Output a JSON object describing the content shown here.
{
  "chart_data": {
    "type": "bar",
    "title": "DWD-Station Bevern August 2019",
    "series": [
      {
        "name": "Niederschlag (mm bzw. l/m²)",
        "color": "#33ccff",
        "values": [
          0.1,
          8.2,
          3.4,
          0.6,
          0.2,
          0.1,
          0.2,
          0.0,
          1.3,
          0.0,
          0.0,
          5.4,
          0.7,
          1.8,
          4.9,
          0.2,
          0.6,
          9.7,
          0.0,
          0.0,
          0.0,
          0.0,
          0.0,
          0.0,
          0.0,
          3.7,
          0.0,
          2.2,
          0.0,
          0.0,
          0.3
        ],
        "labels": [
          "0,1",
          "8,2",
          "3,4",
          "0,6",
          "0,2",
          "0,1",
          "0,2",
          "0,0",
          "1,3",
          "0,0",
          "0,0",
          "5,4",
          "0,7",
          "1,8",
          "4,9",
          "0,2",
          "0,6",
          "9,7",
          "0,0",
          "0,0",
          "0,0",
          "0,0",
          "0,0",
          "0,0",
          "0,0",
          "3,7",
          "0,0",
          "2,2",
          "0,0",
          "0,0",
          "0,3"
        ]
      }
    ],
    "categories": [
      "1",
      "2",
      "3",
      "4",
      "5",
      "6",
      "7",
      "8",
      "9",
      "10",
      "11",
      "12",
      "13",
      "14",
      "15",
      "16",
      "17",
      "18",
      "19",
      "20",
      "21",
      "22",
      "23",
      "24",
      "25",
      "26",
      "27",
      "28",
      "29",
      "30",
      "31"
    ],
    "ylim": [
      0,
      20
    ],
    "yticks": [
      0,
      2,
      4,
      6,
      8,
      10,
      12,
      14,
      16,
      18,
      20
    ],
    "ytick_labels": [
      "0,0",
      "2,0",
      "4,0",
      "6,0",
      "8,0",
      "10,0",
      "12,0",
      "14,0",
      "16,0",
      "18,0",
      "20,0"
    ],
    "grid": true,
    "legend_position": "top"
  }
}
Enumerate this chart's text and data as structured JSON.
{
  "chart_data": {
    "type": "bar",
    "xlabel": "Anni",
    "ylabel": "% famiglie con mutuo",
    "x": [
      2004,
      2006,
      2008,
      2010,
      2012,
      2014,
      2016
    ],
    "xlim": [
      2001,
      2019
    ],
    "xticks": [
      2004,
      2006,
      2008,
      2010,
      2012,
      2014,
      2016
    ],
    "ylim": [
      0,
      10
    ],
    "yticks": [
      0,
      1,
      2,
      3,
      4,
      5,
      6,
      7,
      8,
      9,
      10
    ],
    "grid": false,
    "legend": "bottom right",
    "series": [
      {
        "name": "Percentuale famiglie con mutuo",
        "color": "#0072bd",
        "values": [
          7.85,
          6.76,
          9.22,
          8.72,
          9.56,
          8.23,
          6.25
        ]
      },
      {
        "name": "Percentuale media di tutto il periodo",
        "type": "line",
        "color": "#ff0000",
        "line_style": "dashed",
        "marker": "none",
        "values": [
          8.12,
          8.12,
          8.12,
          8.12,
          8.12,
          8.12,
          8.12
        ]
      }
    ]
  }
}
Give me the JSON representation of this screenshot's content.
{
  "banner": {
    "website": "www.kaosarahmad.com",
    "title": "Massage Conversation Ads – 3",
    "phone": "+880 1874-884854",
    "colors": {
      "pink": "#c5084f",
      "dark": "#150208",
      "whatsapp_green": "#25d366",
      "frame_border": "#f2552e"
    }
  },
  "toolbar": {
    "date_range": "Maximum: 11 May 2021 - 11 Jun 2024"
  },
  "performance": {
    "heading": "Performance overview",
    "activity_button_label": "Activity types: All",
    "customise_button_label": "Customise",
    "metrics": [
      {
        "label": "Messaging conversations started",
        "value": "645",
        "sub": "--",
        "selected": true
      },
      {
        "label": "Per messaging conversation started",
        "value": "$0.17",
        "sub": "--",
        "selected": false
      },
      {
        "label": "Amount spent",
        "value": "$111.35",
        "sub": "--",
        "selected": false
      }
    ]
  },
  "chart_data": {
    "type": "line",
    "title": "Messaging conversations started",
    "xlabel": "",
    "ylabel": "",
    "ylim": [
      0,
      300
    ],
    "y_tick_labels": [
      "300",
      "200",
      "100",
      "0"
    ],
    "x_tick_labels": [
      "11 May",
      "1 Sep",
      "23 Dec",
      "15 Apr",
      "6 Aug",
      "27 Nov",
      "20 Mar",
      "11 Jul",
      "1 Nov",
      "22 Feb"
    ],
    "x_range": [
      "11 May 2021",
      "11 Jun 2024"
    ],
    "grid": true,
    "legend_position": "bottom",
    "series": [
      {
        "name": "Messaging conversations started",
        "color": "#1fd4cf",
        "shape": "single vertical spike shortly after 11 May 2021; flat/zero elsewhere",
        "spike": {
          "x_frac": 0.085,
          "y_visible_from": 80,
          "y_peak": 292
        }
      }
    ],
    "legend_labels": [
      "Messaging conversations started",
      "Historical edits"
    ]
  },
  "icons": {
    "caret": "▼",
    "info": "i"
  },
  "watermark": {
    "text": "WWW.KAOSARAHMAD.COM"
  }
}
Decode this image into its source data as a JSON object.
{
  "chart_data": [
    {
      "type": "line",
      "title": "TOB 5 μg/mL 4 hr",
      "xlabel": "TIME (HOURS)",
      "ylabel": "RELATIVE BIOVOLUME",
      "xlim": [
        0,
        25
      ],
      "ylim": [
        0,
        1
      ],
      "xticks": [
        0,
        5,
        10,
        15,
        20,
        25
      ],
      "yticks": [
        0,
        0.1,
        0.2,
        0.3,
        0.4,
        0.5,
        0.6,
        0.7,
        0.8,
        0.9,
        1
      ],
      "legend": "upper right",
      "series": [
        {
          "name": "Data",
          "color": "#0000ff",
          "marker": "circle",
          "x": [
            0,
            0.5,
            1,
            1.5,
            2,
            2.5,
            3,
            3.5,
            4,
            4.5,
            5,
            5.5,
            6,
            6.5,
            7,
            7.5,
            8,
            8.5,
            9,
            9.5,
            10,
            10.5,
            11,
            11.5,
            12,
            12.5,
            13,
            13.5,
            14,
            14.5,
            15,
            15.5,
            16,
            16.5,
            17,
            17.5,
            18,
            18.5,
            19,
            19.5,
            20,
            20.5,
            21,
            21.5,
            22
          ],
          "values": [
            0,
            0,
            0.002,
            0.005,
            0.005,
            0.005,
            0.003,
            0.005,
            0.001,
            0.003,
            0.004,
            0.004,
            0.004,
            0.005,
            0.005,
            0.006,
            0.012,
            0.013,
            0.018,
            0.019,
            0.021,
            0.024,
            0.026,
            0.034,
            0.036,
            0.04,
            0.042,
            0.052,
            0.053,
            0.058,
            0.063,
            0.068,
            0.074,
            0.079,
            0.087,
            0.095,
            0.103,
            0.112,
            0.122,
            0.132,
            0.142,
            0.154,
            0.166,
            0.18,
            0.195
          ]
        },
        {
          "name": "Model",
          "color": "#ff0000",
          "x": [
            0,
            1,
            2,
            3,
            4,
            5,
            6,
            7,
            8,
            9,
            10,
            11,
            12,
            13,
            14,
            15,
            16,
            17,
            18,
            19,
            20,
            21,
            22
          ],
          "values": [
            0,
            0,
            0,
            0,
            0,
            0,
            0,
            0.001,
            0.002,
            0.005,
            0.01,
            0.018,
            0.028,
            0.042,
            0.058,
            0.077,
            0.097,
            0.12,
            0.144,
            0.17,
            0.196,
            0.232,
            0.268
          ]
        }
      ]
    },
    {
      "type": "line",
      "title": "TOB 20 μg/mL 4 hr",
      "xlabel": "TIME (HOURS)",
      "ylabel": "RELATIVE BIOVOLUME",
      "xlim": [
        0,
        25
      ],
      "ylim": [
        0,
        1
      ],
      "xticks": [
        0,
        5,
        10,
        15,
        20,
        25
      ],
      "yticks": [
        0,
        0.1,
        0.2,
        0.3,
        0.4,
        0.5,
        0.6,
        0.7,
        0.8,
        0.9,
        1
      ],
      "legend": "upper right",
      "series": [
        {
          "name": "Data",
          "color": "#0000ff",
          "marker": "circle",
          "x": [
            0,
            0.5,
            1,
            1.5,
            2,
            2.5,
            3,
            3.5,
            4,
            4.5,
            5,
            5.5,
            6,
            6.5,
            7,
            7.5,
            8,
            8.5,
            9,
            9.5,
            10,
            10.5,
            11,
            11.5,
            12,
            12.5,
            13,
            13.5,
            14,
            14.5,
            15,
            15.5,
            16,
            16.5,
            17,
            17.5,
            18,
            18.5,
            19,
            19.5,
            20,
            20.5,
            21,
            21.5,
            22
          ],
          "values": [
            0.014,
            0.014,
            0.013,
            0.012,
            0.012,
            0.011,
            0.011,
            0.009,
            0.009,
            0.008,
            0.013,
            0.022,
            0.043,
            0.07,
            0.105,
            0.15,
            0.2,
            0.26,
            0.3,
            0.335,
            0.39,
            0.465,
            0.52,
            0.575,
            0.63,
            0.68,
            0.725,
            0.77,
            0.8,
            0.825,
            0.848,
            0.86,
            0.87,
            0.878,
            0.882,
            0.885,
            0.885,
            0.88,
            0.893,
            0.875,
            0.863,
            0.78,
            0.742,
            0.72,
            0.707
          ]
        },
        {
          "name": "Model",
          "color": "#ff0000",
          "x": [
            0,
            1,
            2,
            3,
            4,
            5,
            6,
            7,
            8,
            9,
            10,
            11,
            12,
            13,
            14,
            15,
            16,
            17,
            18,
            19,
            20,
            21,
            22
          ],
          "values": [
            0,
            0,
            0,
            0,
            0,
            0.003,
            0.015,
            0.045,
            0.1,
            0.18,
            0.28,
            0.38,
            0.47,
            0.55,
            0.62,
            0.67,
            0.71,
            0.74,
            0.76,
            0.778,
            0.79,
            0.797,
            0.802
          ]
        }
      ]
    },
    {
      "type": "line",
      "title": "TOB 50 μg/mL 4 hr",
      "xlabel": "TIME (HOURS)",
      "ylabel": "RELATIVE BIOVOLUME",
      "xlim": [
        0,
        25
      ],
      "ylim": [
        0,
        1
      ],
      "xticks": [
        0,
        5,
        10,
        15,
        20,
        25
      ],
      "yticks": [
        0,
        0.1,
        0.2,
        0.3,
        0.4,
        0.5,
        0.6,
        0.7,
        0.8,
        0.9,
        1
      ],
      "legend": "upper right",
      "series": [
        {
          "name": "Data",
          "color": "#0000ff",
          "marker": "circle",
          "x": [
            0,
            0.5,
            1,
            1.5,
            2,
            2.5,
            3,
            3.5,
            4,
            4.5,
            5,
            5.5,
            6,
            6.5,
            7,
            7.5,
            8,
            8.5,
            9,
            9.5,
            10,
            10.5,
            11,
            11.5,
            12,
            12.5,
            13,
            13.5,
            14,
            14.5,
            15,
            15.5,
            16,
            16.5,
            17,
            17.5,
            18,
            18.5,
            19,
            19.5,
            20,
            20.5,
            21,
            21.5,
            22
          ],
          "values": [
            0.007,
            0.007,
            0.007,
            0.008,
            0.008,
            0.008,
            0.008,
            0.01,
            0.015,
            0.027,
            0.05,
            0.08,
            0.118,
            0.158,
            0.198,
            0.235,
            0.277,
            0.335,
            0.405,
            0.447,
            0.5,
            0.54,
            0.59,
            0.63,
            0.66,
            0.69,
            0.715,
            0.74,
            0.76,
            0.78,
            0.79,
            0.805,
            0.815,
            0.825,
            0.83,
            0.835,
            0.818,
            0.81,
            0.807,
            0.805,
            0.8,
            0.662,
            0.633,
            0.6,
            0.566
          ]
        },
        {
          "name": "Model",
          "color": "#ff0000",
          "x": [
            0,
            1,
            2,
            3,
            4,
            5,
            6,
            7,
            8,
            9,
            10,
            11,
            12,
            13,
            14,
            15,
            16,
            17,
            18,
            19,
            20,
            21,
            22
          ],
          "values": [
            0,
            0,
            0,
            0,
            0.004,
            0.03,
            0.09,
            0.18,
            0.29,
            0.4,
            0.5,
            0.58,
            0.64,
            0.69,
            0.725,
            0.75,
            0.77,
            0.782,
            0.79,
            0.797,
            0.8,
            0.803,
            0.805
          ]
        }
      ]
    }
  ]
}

_ _ _

» **What the exercise asks**
Lines holding the word "Percentuale" in the entries above are the ones to pull out. Copy them all.

» **Response**
        "name": "Percentuale famiglie con mutuo",
        "name": "Percentuale media di tutto il periodo",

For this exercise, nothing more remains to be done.